(Stored items from a collection)
--
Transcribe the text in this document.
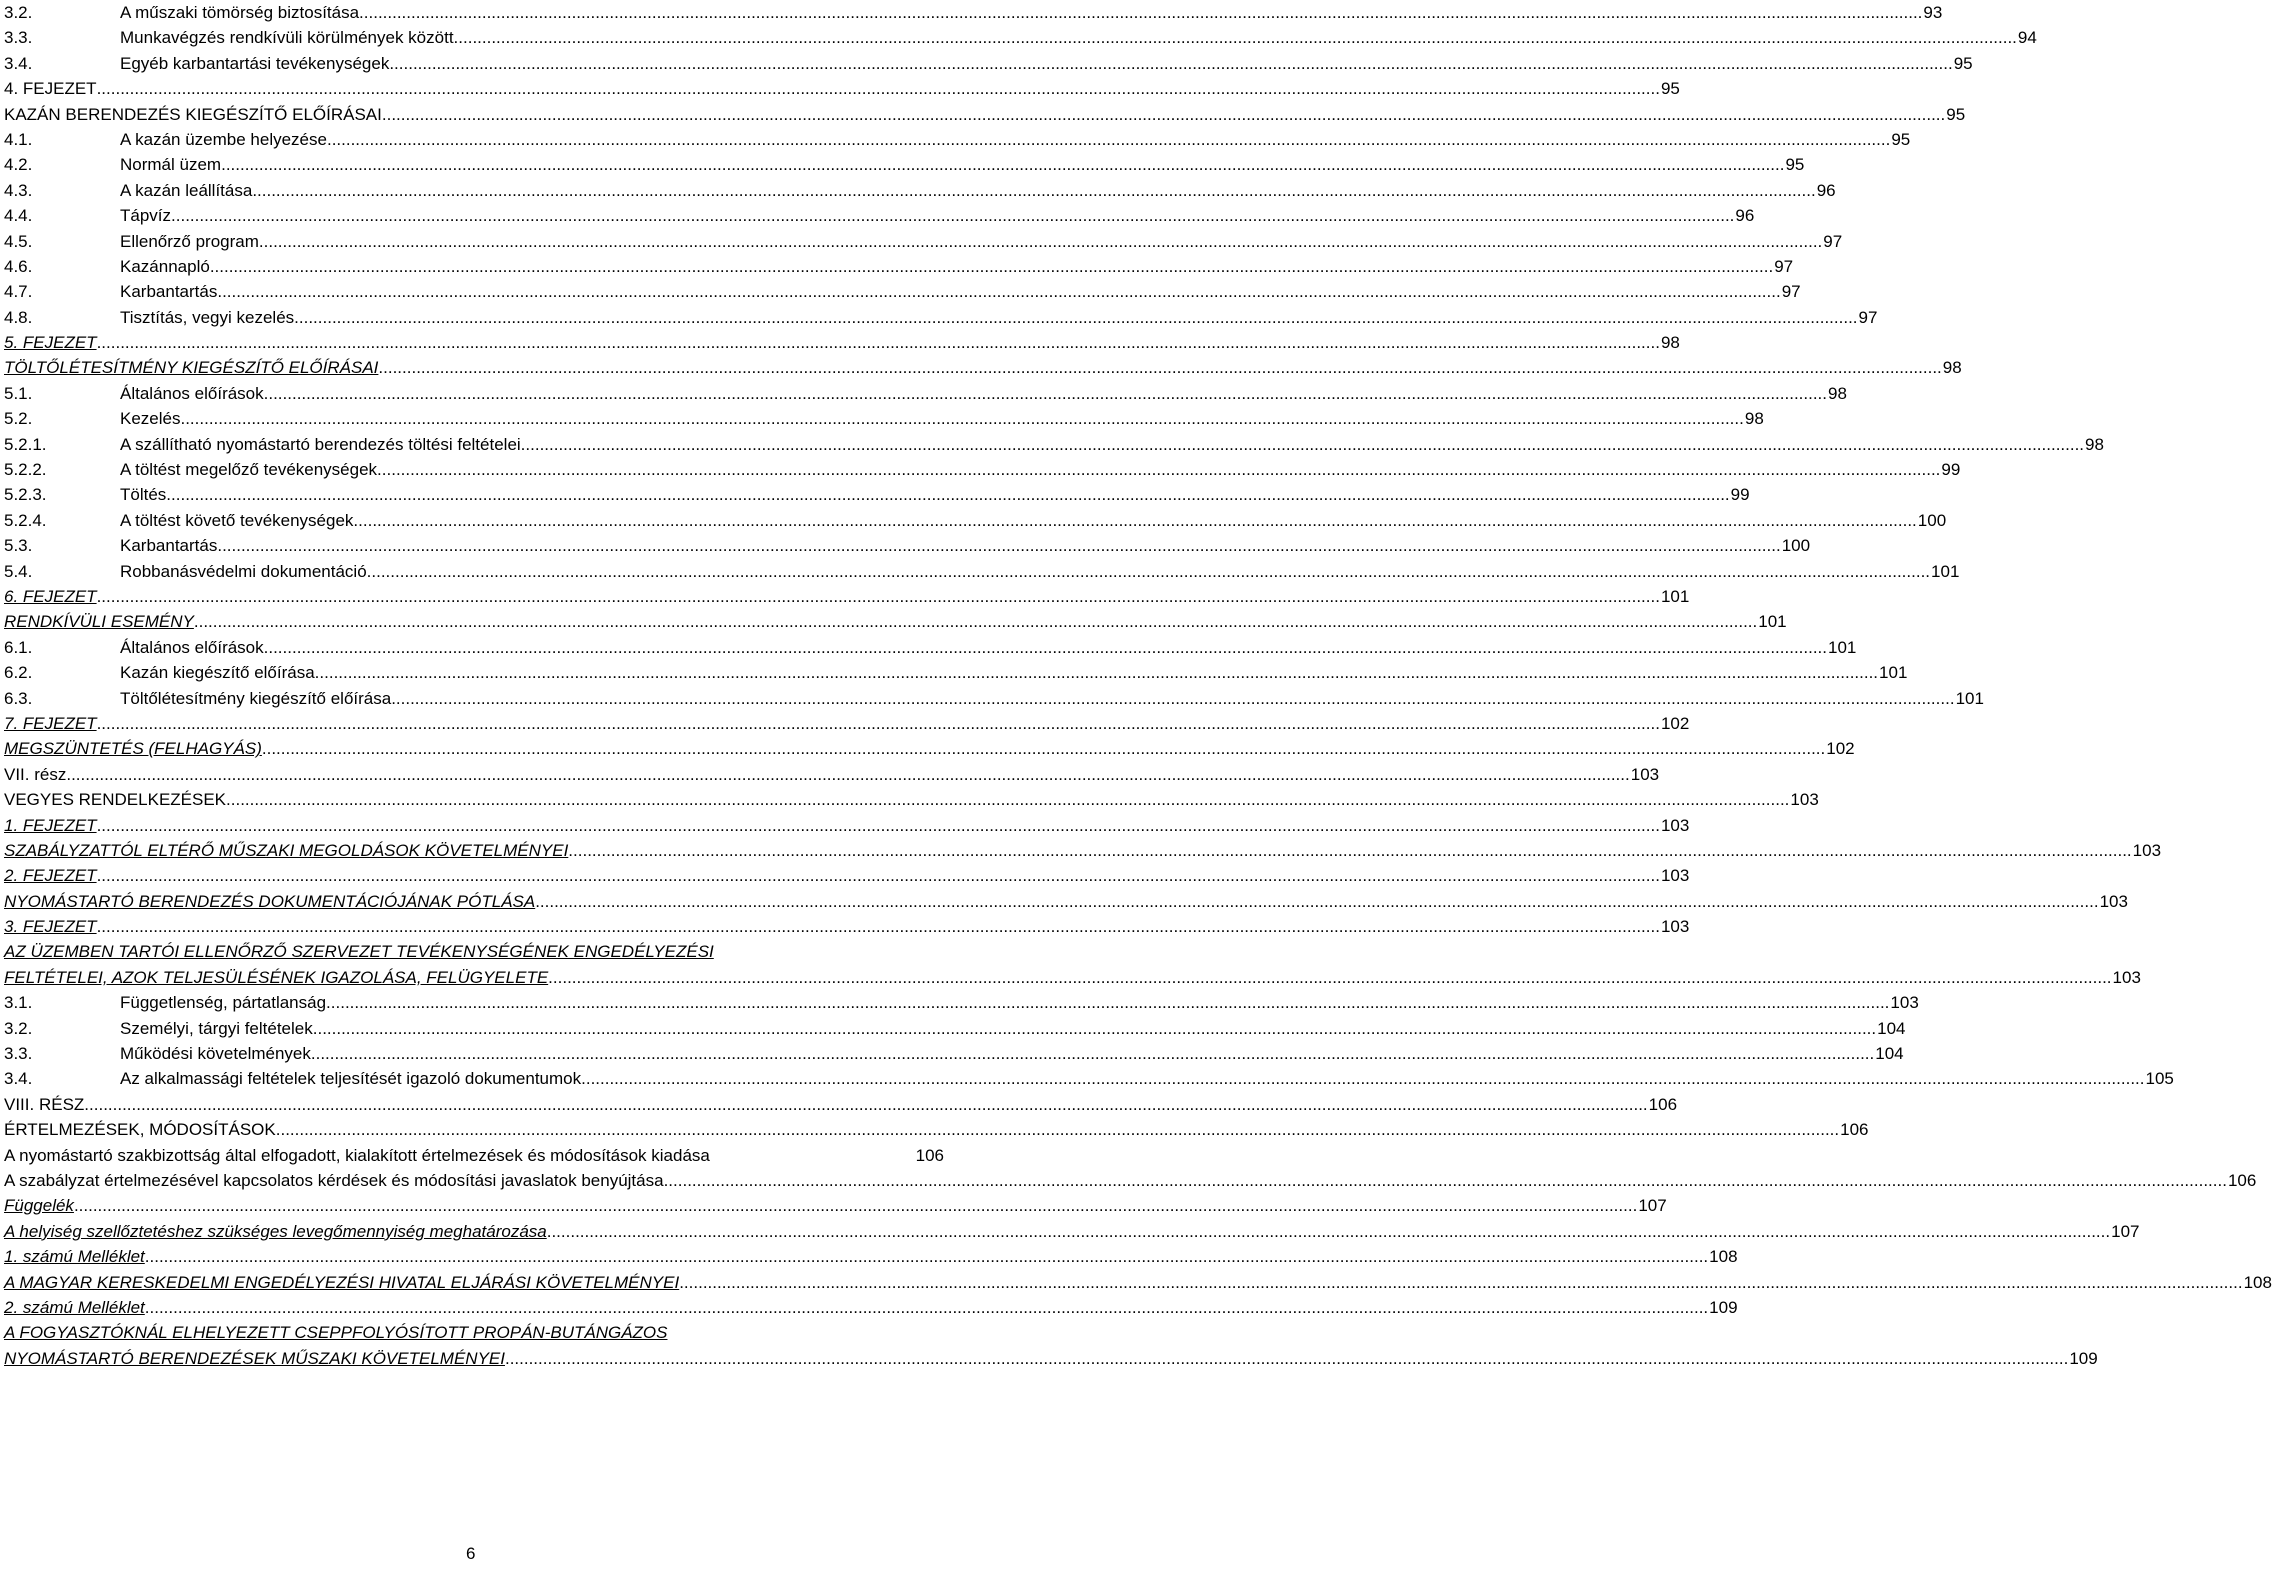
3.2.	A műszaki tömörség biztosítása .....	93
3.3.	Munkavégzés rendkívüli körülmények között .....	94
3.4.	Egyéb karbantartási tevékenységek .....	95
4. FEJEZET .....	95
KAZÁN BERENDEZÉS KIEGÉSZÍTŐ ELŐÍRÁSAI .....	95
4.1.	A kazán üzembe helyezése .....	95
4.2.	Normál üzem .....	95
4.3.	A kazán leállítása .....	96
4.4.	Tápvíz .....	96
4.5.	Ellenőrző program .....	97
4.6.	Kazánnapló .....	97
4.7.	Karbantartás .....	97
4.8.	Tisztítás, vegyi kezelés .....	97
5. FEJEZET .....	98
TÖLTŐLÉTESÍTMÉNY KIEGÉSZÍTŐ ELŐÍRÁSAI .....	98
5.1.	Általános előírások .....	98
5.2.	Kezelés .....	98
5.2.1.	A szállítható nyomástartó berendezés töltési feltételei .....	98
5.2.2.	A töltést megelőző tevékenységek .....	99
5.2.3.	Töltés .....	99
5.2.4.	A töltést követő tevékenységek .....	100
5.3.	Karbantartás .....	100
5.4.	Robbanásvédelmi dokumentáció .....	101
6. FEJEZET .....	101
RENDKÍVÜLI ESEMÉNY .....	101
6.1.	Általános előírások .....	101
6.2.	Kazán kiegészítő előírása .....	101
6.3.	Töltőlétesítmény kiegészítő előírása .....	101
7. FEJEZET .....	102
MEGSZÜNTETÉS (FELHAGYÁS) .....	102
VII. rész .....	103
VEGYES RENDELKEZÉSEK .....	103
1. FEJEZET .....	103
SZABÁLYZATTÓL ELTÉRŐ MŰSZAKI MEGOLDÁSOK KÖVETELMÉNYEI .....	103
2. FEJEZET .....	103
NYOMÁSTARTÓ BERENDEZÉS DOKUMENTÁCIÓJÁNAK PÓTLÁSA .....	103
3. FEJEZET .....	103
AZ ÜZEMBEN TARTÓI ELLENŐRZŐ SZERVEZET TEVÉKENYSÉGÉNEK ENGEDÉLYEZÉSI
FELTÉTELEI, AZOK TELJESÜLÉSÉNEK IGAZOLÁSA, FELÜGYELETE .....	103
3.1.	Függetlenség, pártatlanság .....	103
3.2.	Személyi, tárgyi feltételek .....	104
3.3.	Működési követelmények .....	104
3.4.	Az alkalmassági feltételek teljesítését igazoló dokumentumok .....	105
VIII. RÉSZ .....	106
ÉRTELMEZÉSEK, MÓDOSÍTÁSOK .....	106
A nyomástartó szakbizottság által elfogadott, kialakított értelmezések és módosítások kiadása	106
A szabályzat értelmezésével kapcsolatos kérdések és módosítási javaslatok benyújtása .....	106
Függelék .....	107
A helyiség szellőztetéshez szükséges levegőmennyiség meghatározása .....	107
1. számú Melléklet .....	108
A MAGYAR KERESKEDELMI ENGEDÉLYEZÉSI HIVATAL ELJÁRÁSI KÖVETELMÉNYEI .....	108
2. számú Melléklet .....	109
A FOGYASZTÓKNÁL ELHELYEZETT CSEPPFOLYÓSÍTOTT PROPÁN-BUTÁNGÁZOS
NYOMÁSTARTÓ BERENDEZÉSEK MŰSZAKI KÖVETELMÉNYEI .....	109
6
--
Images must not appear in the copy; reproduce everything else in the records verbatim.

### Exercise answer
Transcribe the text in this document.
3.2.	A műszaki tömörség biztosítása .....	93
3.3.	Munkavégzés rendkívüli körülmények között .....	94
3.4.	Egyéb karbantartási tevékenységek .....	95
4. FEJEZET .....	95
KAZÁN BERENDEZÉS KIEGÉSZÍTŐ ELŐÍRÁSAI .....	95
4.1.	A kazán üzembe helyezése .....	95
4.2.	Normál üzem .....	95
4.3.	A kazán leállítása .....	96
4.4.	Tápvíz .....	96
4.5.	Ellenőrző program .....	97
4.6.	Kazánnapló .....	97
4.7.	Karbantartás .....	97
4.8.	Tisztítás, vegyi kezelés .....	97
5. FEJEZET .....	98
TÖLTŐLÉTESÍTMÉNY KIEGÉSZÍTŐ ELŐÍRÁSAI .....	98
5.1.	Általános előírások .....	98
5.2.	Kezelés .....	98
5.2.1.	A szállítható nyomástartó berendezés töltési feltételei .....	98
5.2.2.	A töltést megelőző tevékenységek .....	99
5.2.3.	Töltés .....	99
5.2.4.	A töltést követő tevékenységek .....	100
5.3.	Karbantartás .....	100
5.4.	Robbanásvédelmi dokumentáció .....	101
6. FEJEZET .....	101
RENDKÍVÜLI ESEMÉNY .....	101
6.1.	Általános előírások .....	101
6.2.	Kazán kiegészítő előírása .....	101
6.3.	Töltőlétesítmény kiegészítő előírása .....	101
7. FEJEZET .....	102
MEGSZÜNTETÉS (FELHAGYÁS) .....	102
VII. rész .....	103
VEGYES RENDELKEZÉSEK .....	103
1. FEJEZET .....	103
SZABÁLYZATTÓL ELTÉRŐ MŰSZAKI MEGOLDÁSOK KÖVETELMÉNYEI .....	103
2. FEJEZET .....	103
NYOMÁSTARTÓ BERENDEZÉS DOKUMENTÁCIÓJÁNAK PÓTLÁSA .....	103
3. FEJEZET .....	103
AZ ÜZEMBEN TARTÓI ELLENŐRZŐ SZERVEZET TEVÉKENYSÉGÉNEK ENGEDÉLYEZÉSI
FELTÉTELEI, AZOK TELJESÜLÉSÉNEK IGAZOLÁSA, FELÜGYELETE .....	103
3.1.	Függetlenség, pártatlanság .....	103
3.2.	Személyi, tárgyi feltételek .....	104
3.3.	Működési követelmények .....	104
3.4.	Az alkalmassági feltételek teljesítését igazoló dokumentumok .....	105
VIII. RÉSZ .....	106
ÉRTELMEZÉSEK, MÓDOSÍTÁSOK .....	106
A nyomástartó szakbizottság által elfogadott, kialakított értelmezések és módosítások kiadása	106
A szabályzat értelmezésével kapcsolatos kérdések és módosítási javaslatok benyújtása .....	106
Függelék .....	107
A helyiség szellőztetéshez szükséges levegőmennyiség meghatározása .....	107
1. számú Melléklet .....	108
A MAGYAR KERESKEDELMI ENGEDÉLYEZÉSI HIVATAL ELJÁRÁSI KÖVETELMÉNYEI .....	108
2. számú Melléklet .....	109
A FOGYASZTÓKNÁL ELHELYEZETT CSEPPFOLYÓSÍTOTT PROPÁN-BUTÁNGÁZOS
NYOMÁSTARTÓ BERENDEZÉSEK MŰSZAKI KÖVETELMÉNYEI .....	109
6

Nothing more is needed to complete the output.